Start Provided information
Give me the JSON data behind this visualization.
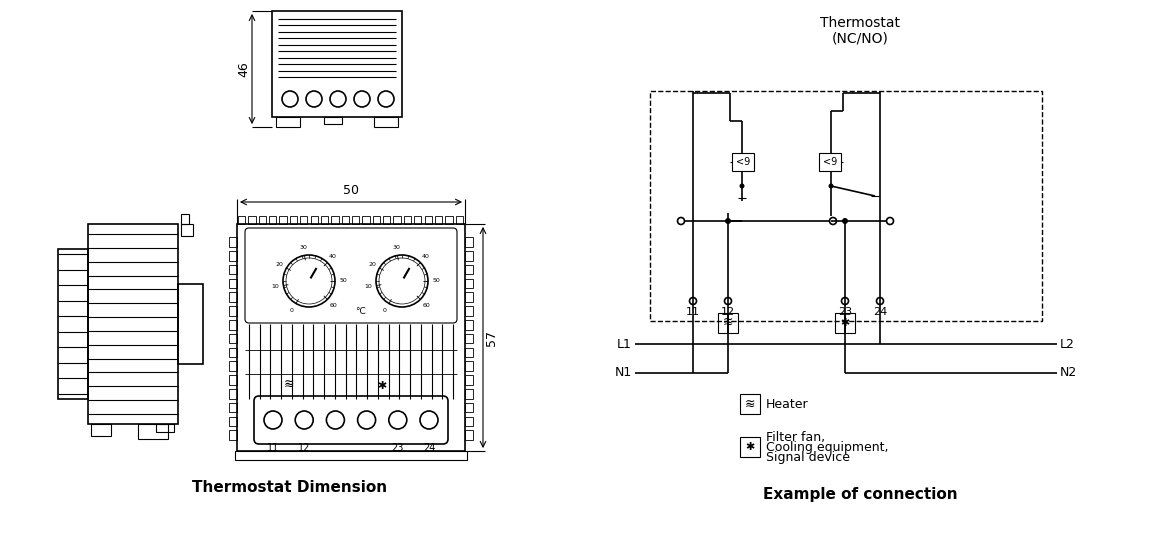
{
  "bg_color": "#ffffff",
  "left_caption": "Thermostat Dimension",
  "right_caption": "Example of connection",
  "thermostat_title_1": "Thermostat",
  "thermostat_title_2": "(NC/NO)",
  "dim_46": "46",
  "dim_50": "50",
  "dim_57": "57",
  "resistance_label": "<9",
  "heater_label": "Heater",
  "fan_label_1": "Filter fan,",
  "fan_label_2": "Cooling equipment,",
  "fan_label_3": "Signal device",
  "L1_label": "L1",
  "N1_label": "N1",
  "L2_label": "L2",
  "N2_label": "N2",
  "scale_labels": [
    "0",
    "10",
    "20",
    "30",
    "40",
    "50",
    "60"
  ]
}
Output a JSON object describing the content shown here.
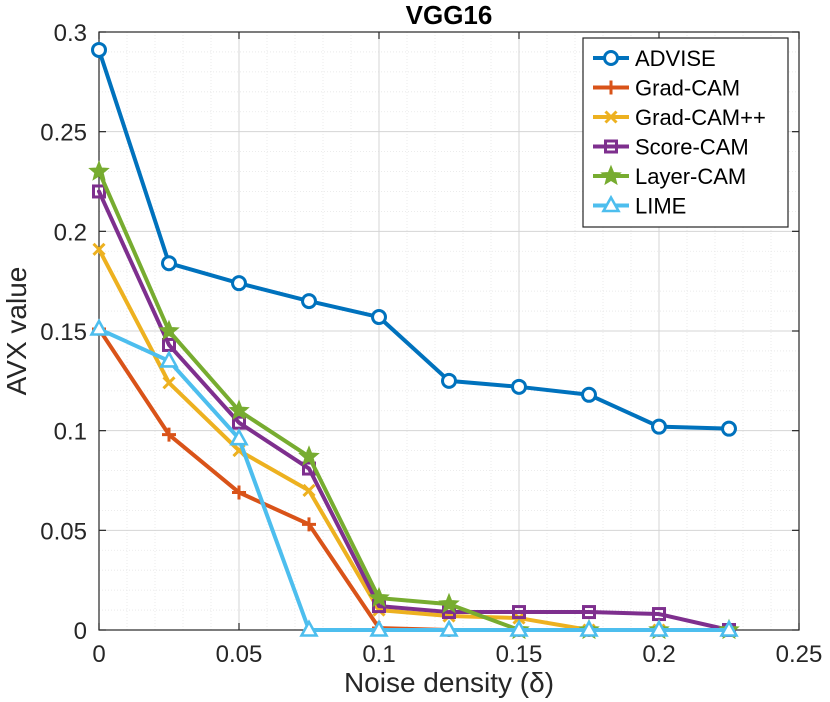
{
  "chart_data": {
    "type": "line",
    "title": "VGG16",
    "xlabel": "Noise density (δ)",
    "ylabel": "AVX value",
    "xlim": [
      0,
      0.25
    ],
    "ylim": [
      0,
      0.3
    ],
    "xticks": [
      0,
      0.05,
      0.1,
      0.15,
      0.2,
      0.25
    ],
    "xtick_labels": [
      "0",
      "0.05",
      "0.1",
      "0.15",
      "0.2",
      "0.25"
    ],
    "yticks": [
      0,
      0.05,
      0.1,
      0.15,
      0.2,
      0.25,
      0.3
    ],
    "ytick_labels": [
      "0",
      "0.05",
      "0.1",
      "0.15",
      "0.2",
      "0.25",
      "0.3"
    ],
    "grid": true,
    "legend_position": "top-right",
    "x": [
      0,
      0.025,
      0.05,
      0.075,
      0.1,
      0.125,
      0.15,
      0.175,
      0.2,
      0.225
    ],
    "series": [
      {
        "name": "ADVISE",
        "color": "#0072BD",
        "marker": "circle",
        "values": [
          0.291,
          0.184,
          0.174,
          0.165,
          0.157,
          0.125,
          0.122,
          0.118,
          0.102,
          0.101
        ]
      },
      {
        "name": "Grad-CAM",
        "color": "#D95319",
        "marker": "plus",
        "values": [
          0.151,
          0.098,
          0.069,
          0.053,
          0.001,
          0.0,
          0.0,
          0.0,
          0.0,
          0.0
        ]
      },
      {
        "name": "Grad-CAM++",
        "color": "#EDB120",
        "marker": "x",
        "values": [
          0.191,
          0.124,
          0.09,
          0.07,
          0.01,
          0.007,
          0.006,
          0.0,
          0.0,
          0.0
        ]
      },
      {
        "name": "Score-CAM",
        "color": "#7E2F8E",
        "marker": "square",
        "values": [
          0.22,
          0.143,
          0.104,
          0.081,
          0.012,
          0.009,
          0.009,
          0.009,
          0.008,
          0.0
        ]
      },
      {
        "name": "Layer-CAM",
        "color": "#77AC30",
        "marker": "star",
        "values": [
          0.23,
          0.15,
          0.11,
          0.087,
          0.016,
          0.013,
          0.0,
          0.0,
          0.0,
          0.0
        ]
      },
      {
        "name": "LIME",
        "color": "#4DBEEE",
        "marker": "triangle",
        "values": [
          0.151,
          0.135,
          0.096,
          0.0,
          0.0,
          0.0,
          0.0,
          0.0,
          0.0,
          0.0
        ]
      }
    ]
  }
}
End Provided information
## Job:
Make an exact copy of the listing above. Do not include the pictures.

## Reply to the exercise:
Give me the JSON data behind this visualization.
{
  "bg_color": "#ffffff",
  "left_caption": "Thermostat Dimension",
  "right_caption": "Example of connection",
  "thermostat_title_1": "Thermostat",
  "thermostat_title_2": "(NC/NO)",
  "dim_46": "46",
  "dim_50": "50",
  "dim_57": "57",
  "resistance_label": "<9",
  "heater_label": "Heater",
  "fan_label_1": "Filter fan,",
  "fan_label_2": "Cooling equipment,",
  "fan_label_3": "Signal device",
  "L1_label": "L1",
  "N1_label": "N1",
  "L2_label": "L2",
  "N2_label": "N2",
  "scale_labels": [
    "0",
    "10",
    "20",
    "30",
    "40",
    "50",
    "60"
  ]
}
Output a JSON object describing the content shown here.
{
  "chart_data": {
    "type": "line",
    "title": "VGG16",
    "xlabel": "Noise density (δ)",
    "ylabel": "AVX value",
    "xlim": [
      0,
      0.25
    ],
    "ylim": [
      0,
      0.3
    ],
    "xticks": [
      0,
      0.05,
      0.1,
      0.15,
      0.2,
      0.25
    ],
    "xtick_labels": [
      "0",
      "0.05",
      "0.1",
      "0.15",
      "0.2",
      "0.25"
    ],
    "yticks": [
      0,
      0.05,
      0.1,
      0.15,
      0.2,
      0.25,
      0.3
    ],
    "ytick_labels": [
      "0",
      "0.05",
      "0.1",
      "0.15",
      "0.2",
      "0.25",
      "0.3"
    ],
    "grid": true,
    "legend_position": "top-right",
    "x": [
      0,
      0.025,
      0.05,
      0.075,
      0.1,
      0.125,
      0.15,
      0.175,
      0.2,
      0.225
    ],
    "series": [
      {
        "name": "ADVISE",
        "color": "#0072BD",
        "marker": "circle",
        "values": [
          0.291,
          0.184,
          0.174,
          0.165,
          0.157,
          0.125,
          0.122,
          0.118,
          0.102,
          0.101
        ]
      },
      {
        "name": "Grad-CAM",
        "color": "#D95319",
        "marker": "plus",
        "values": [
          0.151,
          0.098,
          0.069,
          0.053,
          0.001,
          0.0,
          0.0,
          0.0,
          0.0,
          0.0
        ]
      },
      {
        "name": "Grad-CAM++",
        "color": "#EDB120",
        "marker": "x",
        "values": [
          0.191,
          0.124,
          0.09,
          0.07,
          0.01,
          0.007,
          0.006,
          0.0,
          0.0,
          0.0
        ]
      },
      {
        "name": "Score-CAM",
        "color": "#7E2F8E",
        "marker": "square",
        "values": [
          0.22,
          0.143,
          0.104,
          0.081,
          0.012,
          0.009,
          0.009,
          0.009,
          0.008,
          0.0
        ]
      },
      {
        "name": "Layer-CAM",
        "color": "#77AC30",
        "marker": "star",
        "values": [
          0.23,
          0.15,
          0.11,
          0.087,
          0.016,
          0.013,
          0.0,
          0.0,
          0.0,
          0.0
        ]
      },
      {
        "name": "LIME",
        "color": "#4DBEEE",
        "marker": "triangle",
        "values": [
          0.151,
          0.135,
          0.096,
          0.0,
          0.0,
          0.0,
          0.0,
          0.0,
          0.0,
          0.0
        ]
      }
    ]
  }
}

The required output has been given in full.